[Records excerpted from a collection]

__________

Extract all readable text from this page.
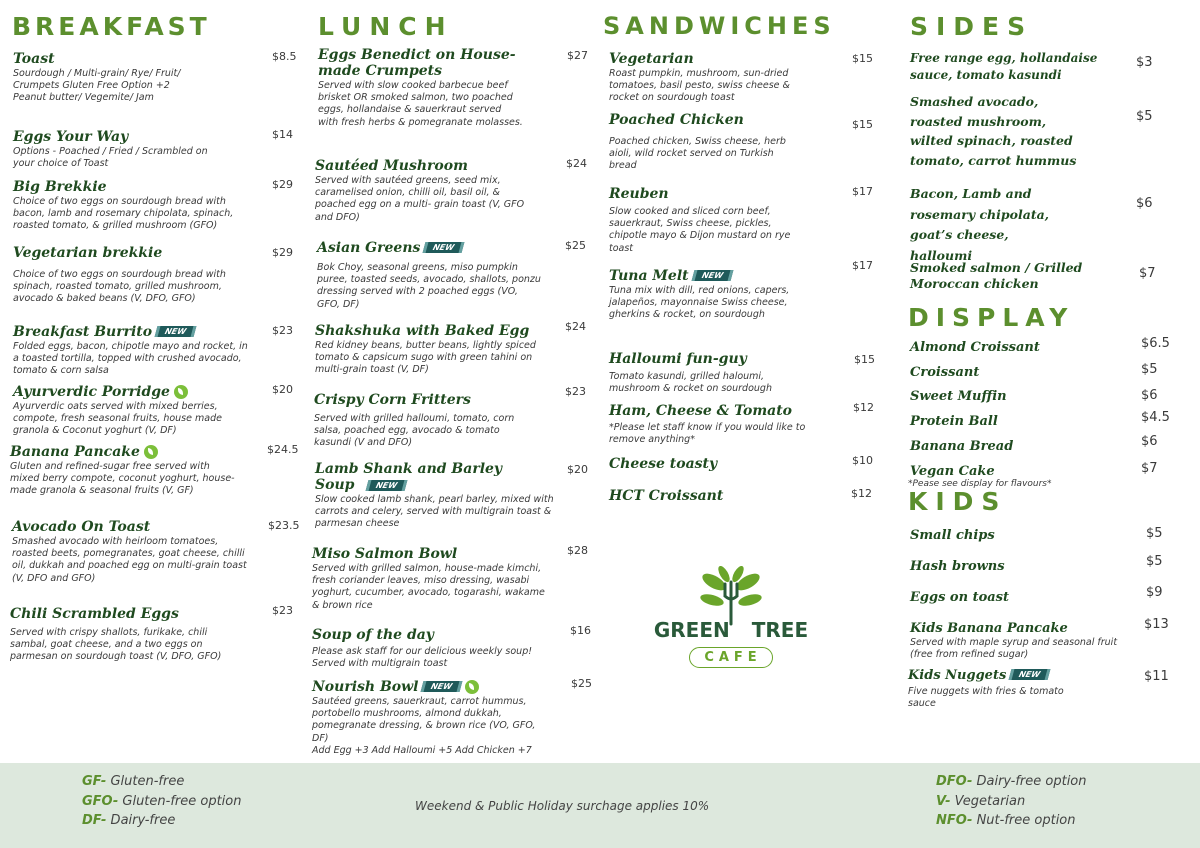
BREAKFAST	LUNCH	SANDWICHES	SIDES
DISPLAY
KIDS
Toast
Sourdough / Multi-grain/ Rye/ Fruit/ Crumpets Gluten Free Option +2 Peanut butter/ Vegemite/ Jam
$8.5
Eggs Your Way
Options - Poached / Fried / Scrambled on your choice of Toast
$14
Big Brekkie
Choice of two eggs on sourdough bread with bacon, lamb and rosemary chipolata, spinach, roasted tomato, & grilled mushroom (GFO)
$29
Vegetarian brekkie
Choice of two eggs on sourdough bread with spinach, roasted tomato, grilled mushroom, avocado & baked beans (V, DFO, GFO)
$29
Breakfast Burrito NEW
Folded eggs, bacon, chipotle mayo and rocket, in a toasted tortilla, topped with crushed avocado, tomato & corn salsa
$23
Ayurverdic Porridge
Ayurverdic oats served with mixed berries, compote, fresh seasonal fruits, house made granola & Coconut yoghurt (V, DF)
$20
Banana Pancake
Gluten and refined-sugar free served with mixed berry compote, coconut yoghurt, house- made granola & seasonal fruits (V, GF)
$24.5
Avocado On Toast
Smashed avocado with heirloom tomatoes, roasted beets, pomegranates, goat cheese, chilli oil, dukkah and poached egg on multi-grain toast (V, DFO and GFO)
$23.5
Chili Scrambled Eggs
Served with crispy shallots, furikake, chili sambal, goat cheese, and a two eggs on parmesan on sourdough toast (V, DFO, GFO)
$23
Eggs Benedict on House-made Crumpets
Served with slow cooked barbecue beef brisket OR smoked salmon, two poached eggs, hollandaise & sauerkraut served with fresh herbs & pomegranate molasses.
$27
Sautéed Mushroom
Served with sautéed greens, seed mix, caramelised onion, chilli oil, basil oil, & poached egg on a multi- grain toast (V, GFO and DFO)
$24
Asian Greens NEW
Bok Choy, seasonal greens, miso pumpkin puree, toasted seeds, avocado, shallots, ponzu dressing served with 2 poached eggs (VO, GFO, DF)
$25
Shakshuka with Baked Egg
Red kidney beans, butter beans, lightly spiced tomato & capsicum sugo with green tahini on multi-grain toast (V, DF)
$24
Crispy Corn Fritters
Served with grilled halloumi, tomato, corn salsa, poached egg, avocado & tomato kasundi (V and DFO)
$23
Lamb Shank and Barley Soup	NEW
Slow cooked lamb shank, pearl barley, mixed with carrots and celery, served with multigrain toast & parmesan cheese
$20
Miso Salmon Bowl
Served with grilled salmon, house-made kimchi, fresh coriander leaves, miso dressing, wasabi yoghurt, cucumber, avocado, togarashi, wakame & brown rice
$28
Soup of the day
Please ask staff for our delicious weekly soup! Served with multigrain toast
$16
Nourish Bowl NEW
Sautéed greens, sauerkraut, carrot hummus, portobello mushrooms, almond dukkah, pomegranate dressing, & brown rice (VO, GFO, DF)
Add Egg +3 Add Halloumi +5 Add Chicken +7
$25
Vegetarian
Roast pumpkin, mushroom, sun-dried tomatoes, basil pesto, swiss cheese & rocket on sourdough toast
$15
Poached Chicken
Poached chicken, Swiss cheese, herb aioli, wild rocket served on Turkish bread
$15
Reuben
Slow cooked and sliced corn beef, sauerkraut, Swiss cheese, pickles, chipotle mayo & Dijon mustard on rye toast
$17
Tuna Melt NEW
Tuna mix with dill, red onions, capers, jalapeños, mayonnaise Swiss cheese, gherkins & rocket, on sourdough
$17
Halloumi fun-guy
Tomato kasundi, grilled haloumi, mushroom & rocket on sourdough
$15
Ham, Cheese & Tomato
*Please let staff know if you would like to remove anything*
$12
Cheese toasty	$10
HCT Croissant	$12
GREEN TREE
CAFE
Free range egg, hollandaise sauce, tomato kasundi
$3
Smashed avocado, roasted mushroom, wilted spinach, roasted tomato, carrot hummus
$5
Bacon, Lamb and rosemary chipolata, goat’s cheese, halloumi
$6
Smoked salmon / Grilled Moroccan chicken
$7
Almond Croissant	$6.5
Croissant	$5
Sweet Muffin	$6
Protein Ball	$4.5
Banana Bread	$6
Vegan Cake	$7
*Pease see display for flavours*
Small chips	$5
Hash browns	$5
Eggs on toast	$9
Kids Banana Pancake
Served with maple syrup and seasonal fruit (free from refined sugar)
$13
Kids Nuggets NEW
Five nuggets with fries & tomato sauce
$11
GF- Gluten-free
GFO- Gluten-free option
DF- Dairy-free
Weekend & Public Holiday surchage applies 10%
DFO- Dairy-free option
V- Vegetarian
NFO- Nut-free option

__________

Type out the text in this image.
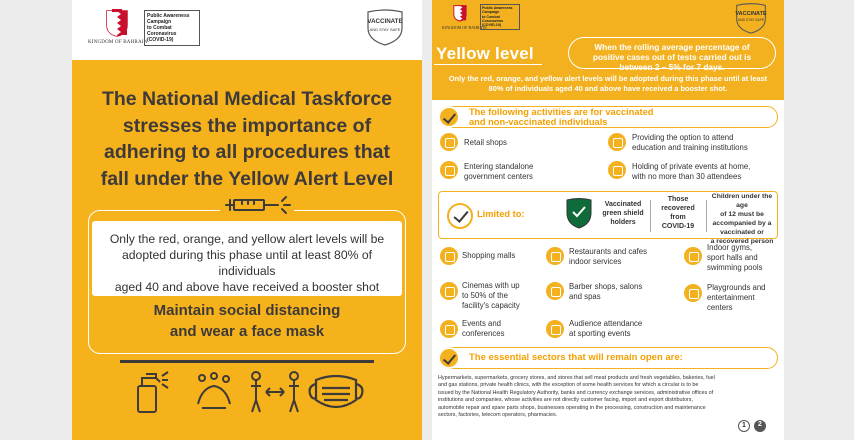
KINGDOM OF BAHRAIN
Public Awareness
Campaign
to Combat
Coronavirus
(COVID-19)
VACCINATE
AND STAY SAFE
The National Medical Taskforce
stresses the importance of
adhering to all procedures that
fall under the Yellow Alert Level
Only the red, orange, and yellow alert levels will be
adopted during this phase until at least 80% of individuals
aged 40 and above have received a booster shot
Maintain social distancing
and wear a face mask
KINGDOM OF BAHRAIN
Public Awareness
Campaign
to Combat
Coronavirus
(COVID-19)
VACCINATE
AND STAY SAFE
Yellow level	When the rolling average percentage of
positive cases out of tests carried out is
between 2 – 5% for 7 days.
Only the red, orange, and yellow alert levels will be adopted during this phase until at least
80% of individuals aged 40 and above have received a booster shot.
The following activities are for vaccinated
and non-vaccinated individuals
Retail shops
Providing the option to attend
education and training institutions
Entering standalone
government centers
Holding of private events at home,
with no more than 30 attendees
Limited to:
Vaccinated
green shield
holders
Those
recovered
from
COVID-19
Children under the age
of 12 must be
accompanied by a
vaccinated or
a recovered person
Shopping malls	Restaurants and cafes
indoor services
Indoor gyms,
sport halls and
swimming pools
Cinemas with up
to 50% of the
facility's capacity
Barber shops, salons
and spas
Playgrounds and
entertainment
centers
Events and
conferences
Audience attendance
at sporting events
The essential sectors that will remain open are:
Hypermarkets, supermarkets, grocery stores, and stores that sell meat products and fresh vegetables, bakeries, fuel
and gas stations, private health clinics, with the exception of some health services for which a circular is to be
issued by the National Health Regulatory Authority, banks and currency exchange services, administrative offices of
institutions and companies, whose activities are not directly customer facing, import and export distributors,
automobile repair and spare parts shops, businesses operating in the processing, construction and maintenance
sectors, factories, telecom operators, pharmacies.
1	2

__________

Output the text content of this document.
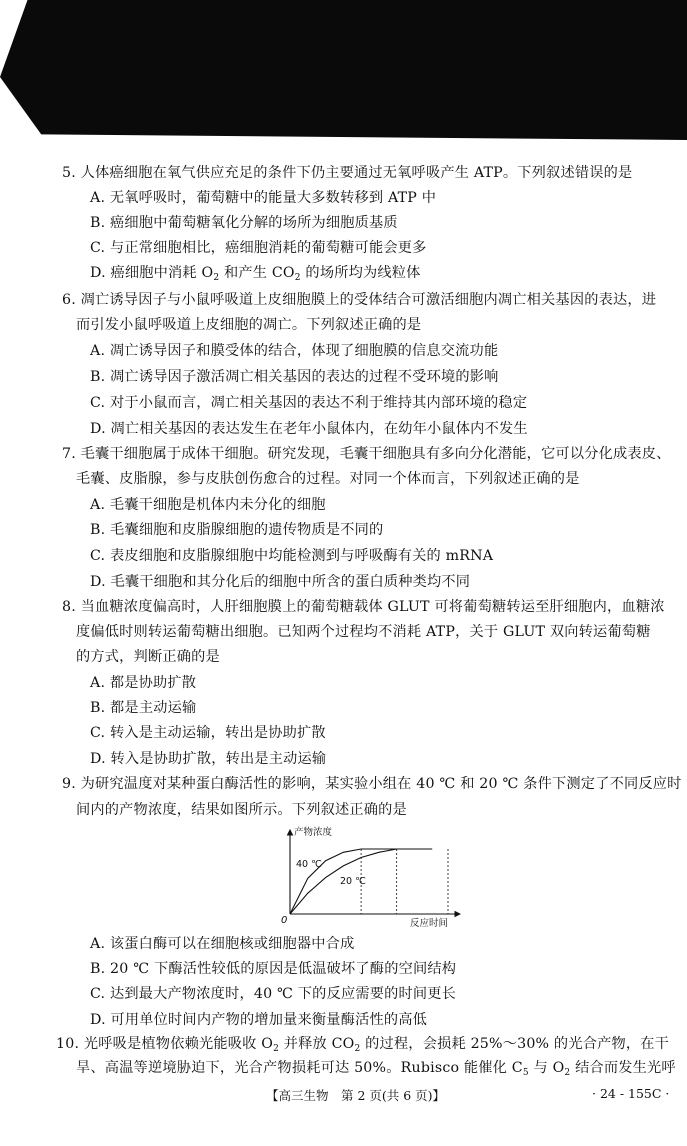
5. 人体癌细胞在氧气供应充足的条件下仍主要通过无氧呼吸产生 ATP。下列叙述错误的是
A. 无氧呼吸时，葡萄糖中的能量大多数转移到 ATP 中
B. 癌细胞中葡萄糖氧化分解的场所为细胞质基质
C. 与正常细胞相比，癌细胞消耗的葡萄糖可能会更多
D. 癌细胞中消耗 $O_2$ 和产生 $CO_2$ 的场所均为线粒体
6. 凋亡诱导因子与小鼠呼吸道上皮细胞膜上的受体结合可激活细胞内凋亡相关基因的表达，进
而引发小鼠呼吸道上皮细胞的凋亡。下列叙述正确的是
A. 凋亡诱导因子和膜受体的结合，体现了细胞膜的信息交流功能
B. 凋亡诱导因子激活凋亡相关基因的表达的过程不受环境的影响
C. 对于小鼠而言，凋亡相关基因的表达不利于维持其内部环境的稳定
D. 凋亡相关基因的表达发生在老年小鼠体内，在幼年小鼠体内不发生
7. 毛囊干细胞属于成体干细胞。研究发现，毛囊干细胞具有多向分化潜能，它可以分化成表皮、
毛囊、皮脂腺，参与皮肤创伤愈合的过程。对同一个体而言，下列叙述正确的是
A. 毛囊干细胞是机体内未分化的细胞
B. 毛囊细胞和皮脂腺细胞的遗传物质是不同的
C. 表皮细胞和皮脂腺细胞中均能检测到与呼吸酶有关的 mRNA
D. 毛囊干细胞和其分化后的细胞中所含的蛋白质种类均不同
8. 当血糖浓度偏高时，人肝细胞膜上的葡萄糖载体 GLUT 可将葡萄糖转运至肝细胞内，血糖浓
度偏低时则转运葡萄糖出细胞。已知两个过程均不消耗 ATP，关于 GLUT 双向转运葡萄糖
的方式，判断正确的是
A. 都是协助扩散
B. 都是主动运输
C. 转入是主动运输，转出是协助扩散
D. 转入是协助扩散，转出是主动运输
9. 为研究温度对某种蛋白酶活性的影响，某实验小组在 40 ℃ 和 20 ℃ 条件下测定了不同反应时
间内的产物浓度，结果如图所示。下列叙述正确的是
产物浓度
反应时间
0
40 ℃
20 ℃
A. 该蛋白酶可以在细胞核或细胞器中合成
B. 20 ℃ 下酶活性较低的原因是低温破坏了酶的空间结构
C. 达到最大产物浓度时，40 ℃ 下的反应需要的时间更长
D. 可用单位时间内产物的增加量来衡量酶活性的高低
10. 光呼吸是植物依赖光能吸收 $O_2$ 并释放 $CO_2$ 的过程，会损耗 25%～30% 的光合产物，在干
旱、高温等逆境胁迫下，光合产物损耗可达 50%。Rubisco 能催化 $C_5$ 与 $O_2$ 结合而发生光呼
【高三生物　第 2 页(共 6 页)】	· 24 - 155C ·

__________

TASK STATEMENT
Look through the entries. Copy out each line with "orange" in it.

WRITTEN SOLUTION
Only the red, orange, and yellow alert levels will be
Only the red, orange, and yellow alert levels will be adopted during this phase until at least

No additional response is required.